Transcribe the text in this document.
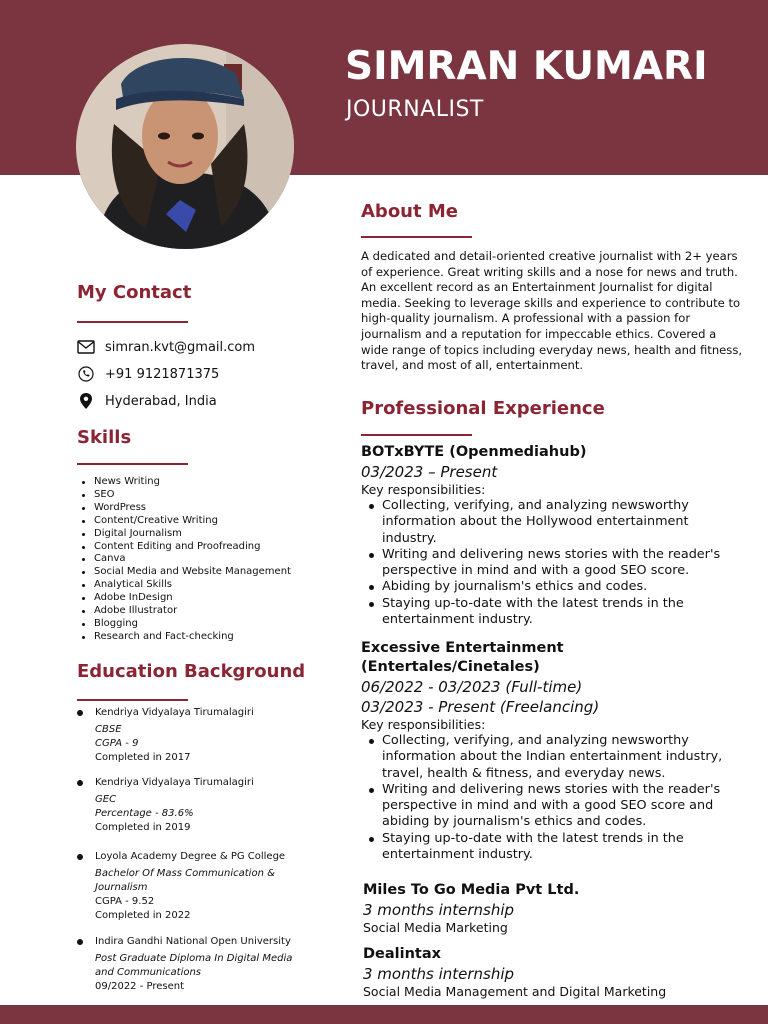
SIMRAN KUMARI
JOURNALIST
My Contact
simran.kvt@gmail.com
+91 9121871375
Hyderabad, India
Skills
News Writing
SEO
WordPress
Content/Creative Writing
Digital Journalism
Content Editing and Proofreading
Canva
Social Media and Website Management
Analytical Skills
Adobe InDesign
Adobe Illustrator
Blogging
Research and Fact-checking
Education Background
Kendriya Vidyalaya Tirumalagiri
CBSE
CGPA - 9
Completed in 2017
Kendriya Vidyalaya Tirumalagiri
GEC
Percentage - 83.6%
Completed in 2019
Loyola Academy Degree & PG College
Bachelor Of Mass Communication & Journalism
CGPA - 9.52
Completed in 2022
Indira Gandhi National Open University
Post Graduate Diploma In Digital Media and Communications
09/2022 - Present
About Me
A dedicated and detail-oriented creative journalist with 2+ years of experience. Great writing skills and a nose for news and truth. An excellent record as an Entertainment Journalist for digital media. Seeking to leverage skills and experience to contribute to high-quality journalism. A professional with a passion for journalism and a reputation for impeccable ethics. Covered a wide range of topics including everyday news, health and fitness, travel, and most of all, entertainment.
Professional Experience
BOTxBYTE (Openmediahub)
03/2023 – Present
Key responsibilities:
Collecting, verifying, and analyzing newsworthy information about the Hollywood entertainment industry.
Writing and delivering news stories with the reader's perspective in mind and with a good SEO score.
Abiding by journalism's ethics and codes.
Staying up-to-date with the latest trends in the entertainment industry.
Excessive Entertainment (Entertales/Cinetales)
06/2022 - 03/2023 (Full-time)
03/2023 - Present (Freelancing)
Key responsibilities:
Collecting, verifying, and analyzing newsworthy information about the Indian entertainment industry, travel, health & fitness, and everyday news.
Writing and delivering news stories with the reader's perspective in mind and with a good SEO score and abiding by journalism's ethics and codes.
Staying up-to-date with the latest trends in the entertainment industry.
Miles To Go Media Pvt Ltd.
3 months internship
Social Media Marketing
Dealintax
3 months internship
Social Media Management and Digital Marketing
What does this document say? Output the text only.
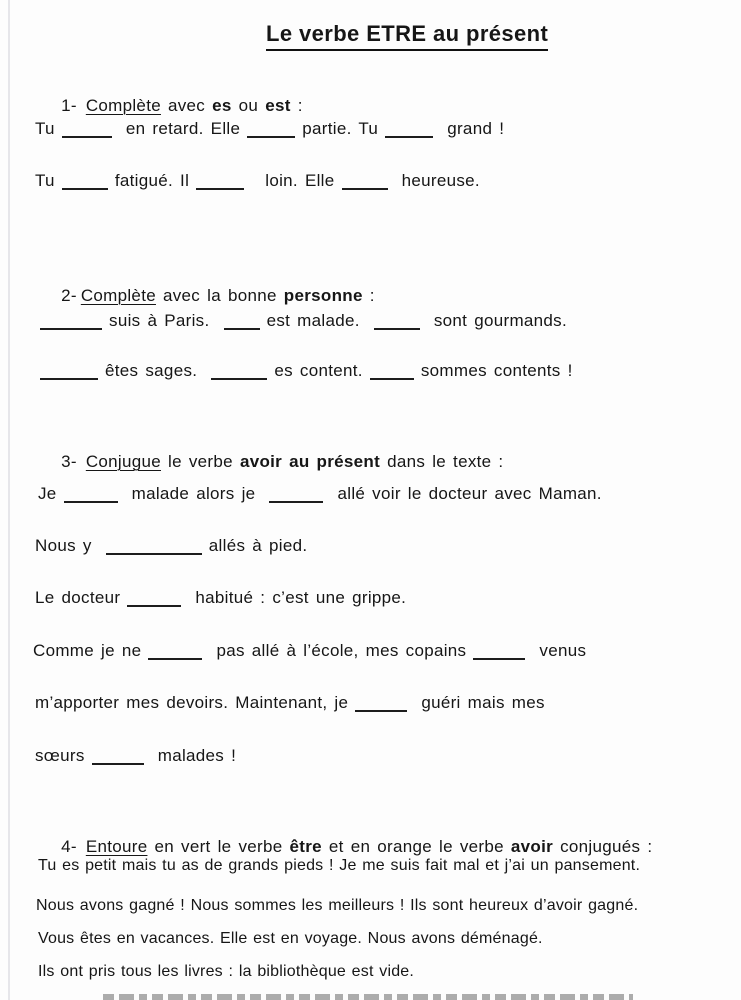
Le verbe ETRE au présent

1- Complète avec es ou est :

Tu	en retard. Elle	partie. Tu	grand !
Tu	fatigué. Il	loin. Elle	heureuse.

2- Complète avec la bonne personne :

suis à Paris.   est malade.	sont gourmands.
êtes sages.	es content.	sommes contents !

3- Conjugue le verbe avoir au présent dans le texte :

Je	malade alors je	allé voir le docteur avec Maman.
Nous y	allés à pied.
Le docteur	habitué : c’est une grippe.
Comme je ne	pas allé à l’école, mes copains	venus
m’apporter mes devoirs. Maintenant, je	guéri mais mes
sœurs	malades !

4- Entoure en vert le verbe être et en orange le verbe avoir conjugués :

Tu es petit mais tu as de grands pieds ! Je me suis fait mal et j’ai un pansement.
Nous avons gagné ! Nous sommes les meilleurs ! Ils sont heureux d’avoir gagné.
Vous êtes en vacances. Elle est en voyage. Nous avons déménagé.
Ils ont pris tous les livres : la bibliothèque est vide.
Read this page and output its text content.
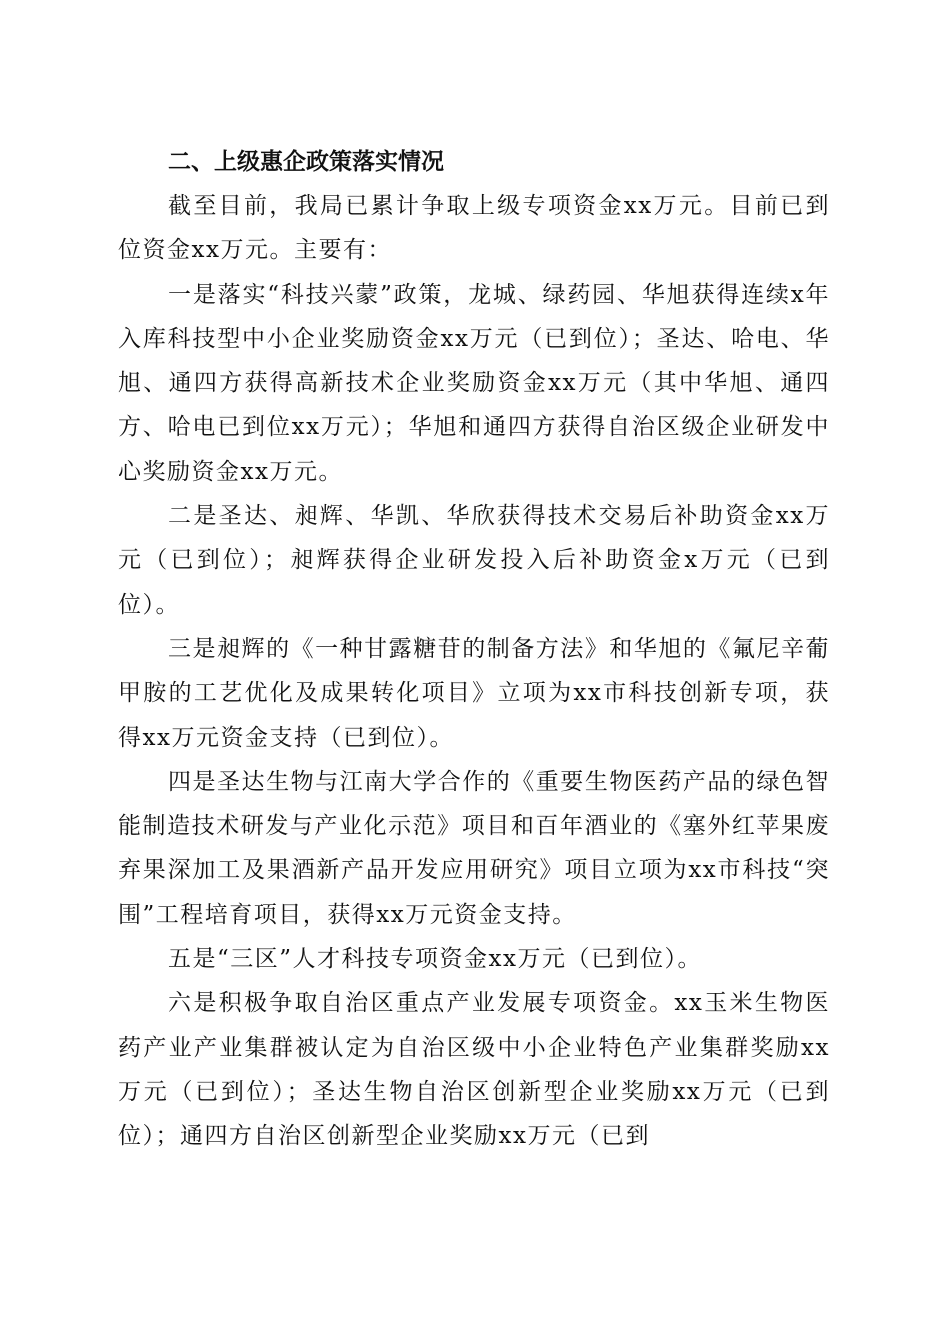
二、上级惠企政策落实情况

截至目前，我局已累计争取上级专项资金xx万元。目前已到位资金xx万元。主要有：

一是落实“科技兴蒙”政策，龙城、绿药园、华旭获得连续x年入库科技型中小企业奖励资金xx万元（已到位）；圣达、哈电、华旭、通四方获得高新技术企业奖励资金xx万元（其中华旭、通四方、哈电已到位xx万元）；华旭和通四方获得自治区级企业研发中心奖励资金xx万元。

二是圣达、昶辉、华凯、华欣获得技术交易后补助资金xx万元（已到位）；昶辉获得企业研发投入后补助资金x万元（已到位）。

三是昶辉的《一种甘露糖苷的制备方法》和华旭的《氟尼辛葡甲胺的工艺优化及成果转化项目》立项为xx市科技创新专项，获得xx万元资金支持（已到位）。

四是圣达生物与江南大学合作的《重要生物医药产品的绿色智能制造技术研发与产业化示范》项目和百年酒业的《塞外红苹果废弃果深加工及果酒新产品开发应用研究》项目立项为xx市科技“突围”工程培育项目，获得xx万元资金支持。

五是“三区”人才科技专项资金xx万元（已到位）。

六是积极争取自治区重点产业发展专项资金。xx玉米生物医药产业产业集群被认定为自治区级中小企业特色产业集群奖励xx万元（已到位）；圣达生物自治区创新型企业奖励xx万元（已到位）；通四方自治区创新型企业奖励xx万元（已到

------------------------------

• YOUR OBJECTIVE: Work out how many lines in the entries hold the string "Completed". Your answer should consist solely of that number.

• FINISHED ANSWER: 3